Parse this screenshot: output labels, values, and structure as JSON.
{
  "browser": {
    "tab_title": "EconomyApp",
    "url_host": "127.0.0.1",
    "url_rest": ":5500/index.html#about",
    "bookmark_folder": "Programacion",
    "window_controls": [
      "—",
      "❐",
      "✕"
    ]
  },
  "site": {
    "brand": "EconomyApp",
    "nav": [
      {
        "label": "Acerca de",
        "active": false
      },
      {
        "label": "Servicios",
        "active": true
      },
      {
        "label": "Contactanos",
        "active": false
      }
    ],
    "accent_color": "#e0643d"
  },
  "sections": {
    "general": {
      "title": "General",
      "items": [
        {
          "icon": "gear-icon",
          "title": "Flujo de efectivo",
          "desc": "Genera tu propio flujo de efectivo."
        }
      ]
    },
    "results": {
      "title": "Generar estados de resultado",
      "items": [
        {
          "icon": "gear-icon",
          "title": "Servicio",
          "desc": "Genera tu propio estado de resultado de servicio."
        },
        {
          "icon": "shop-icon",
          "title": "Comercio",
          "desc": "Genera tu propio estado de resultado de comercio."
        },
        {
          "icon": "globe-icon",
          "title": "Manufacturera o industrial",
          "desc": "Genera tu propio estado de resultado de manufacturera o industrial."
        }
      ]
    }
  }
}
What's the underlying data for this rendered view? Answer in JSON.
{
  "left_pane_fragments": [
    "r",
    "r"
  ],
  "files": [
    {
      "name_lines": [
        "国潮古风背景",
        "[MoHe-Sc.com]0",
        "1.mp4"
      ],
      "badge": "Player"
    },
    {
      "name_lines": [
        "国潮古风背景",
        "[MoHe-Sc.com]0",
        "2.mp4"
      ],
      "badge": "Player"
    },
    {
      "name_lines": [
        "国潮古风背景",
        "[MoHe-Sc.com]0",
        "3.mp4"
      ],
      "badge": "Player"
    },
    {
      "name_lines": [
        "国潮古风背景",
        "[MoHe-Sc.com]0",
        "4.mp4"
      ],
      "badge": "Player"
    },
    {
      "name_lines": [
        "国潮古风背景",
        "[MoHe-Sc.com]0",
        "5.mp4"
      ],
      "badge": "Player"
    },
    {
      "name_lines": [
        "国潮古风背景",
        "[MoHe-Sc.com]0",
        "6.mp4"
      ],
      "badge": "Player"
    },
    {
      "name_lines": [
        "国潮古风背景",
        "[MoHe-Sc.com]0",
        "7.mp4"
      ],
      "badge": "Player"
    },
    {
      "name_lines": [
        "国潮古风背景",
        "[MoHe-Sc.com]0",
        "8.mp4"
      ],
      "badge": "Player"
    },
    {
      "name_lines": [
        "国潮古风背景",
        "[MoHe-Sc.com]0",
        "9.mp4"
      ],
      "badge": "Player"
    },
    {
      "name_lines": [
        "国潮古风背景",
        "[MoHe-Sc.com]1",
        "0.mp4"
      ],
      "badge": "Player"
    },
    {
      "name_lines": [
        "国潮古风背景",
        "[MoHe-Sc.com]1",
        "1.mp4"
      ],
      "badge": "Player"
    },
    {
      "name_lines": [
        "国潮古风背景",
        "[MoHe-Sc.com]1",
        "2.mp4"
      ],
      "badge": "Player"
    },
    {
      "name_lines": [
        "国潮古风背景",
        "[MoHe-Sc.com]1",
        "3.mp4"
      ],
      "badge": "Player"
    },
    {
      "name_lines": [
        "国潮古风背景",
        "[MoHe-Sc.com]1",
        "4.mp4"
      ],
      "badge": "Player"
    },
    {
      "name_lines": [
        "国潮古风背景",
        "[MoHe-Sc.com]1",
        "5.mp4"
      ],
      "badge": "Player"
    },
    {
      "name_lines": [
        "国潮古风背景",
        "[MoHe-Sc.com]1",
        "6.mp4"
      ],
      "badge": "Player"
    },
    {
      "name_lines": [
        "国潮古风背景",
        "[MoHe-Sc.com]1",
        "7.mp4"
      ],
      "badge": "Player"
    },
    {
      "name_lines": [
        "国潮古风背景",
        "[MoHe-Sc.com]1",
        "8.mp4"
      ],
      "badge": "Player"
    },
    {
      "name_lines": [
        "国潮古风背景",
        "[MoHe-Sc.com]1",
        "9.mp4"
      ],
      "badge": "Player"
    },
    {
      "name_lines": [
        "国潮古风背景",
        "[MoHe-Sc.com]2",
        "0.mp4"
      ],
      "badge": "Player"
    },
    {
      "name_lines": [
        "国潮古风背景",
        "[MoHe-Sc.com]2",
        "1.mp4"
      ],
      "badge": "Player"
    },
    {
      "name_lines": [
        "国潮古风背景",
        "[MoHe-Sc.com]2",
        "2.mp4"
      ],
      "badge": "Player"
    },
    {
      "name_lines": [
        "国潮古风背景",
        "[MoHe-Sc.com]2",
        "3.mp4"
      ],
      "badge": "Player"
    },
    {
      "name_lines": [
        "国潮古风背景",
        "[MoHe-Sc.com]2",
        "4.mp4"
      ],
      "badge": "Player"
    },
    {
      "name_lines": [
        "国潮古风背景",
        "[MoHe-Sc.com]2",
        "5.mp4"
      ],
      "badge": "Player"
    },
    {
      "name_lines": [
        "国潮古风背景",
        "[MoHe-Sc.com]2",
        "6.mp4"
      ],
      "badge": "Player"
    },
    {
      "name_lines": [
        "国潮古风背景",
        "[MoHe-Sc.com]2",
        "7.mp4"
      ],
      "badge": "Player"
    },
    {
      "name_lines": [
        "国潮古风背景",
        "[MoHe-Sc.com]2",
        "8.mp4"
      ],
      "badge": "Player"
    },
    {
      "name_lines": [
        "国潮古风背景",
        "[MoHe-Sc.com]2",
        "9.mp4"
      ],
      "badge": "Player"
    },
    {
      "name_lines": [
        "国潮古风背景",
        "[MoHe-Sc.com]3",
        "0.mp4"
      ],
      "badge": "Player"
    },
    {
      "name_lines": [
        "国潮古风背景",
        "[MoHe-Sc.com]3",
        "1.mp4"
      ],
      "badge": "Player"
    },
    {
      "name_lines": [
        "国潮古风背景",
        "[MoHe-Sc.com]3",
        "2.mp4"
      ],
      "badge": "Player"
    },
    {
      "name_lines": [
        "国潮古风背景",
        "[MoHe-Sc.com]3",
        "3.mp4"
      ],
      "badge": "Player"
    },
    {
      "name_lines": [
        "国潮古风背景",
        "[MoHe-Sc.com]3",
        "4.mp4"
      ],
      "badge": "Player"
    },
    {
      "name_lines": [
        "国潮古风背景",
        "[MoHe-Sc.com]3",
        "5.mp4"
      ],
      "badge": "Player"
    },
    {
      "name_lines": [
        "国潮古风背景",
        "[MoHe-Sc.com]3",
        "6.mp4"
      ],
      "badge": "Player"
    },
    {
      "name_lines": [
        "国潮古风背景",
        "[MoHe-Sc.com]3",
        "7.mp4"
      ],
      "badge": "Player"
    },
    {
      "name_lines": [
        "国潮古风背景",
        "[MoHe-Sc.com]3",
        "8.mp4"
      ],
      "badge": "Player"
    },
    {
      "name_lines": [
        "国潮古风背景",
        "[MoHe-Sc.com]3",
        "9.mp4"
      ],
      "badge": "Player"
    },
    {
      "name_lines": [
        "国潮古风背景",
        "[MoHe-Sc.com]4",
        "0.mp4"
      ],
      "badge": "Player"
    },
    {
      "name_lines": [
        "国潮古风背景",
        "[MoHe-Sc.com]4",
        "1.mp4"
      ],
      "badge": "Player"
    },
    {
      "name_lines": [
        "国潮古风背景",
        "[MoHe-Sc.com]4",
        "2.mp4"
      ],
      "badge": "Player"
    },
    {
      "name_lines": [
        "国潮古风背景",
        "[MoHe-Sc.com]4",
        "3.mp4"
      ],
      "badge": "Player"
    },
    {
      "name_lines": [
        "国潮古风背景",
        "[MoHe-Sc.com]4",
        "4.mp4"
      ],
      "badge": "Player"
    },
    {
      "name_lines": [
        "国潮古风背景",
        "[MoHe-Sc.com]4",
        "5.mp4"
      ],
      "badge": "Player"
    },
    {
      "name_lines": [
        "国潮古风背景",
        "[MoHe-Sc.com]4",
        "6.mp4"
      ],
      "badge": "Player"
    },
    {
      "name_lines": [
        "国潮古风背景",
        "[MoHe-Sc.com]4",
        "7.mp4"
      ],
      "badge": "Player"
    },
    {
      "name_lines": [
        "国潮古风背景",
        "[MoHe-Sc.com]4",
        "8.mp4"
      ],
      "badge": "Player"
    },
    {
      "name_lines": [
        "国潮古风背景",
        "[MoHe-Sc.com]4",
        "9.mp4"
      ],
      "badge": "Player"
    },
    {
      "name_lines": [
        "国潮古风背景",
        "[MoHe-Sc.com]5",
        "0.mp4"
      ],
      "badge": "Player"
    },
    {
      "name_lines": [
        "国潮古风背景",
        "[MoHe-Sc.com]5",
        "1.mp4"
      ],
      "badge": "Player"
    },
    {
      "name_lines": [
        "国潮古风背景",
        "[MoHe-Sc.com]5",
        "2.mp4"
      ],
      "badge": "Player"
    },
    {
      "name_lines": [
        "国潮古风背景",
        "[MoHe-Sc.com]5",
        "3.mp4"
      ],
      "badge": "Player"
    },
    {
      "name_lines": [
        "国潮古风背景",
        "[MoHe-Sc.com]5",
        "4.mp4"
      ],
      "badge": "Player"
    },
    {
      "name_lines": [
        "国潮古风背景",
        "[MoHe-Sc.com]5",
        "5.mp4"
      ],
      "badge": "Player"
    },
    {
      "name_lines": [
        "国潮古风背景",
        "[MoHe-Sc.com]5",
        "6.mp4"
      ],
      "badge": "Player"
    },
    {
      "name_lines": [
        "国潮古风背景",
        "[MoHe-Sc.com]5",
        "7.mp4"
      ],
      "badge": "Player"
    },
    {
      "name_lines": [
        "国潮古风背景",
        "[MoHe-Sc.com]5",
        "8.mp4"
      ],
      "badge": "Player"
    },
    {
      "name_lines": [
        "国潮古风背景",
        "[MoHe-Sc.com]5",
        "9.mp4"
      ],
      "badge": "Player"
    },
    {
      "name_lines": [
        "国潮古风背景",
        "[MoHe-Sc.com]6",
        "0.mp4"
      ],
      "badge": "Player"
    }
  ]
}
******
■ Your goal
Search the data for the string "icon". List each line that has it.

■ Solved problem
          "icon": "gear-icon",
          "icon": "gear-icon",
          "icon": "shop-icon",
          "icon": "globe-icon",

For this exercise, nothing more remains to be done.